• _Set problem_:
Report how many lines of the entries below contain the word "into", and nothing more.

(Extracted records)
________________________________________
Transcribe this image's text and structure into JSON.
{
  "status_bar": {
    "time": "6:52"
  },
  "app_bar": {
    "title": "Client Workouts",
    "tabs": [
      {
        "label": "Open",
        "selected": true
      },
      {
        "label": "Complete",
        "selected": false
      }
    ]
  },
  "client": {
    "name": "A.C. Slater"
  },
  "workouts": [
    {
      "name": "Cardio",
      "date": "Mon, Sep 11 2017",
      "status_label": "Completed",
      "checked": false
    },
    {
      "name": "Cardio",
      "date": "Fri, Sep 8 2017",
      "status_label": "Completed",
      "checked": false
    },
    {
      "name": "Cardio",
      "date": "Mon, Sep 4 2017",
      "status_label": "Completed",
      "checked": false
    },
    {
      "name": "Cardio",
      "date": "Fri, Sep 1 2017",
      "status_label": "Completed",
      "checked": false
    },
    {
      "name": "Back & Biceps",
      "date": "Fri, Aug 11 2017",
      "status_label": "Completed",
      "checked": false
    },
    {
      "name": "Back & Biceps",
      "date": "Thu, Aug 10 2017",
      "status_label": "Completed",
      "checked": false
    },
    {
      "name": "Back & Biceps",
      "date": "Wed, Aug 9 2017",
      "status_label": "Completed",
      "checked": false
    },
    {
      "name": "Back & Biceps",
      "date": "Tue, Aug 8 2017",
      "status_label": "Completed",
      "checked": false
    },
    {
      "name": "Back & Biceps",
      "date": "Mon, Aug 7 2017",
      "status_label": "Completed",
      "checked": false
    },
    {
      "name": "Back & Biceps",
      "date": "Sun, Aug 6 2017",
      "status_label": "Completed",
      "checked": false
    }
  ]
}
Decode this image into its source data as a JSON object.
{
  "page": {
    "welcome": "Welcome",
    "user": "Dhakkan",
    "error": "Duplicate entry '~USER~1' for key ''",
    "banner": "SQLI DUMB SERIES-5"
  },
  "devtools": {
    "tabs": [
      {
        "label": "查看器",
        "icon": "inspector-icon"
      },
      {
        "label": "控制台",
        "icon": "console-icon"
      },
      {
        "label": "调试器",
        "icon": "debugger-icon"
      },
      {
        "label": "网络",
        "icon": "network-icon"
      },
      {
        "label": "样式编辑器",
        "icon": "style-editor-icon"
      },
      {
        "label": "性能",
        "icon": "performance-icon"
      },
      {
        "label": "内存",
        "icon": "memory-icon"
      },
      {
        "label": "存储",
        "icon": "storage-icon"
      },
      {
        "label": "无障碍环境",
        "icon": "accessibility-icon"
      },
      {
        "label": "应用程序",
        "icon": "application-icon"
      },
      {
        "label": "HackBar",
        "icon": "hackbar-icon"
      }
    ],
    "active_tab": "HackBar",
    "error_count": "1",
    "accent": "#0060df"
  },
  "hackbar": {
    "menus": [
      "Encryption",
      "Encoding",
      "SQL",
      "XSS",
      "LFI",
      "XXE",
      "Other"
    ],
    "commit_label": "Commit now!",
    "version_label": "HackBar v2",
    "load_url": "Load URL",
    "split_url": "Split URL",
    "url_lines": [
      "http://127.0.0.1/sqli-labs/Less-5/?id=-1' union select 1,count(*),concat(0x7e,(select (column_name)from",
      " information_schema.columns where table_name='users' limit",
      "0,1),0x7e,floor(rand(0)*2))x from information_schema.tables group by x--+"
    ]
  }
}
________________________________________
• _Exercise result_:
2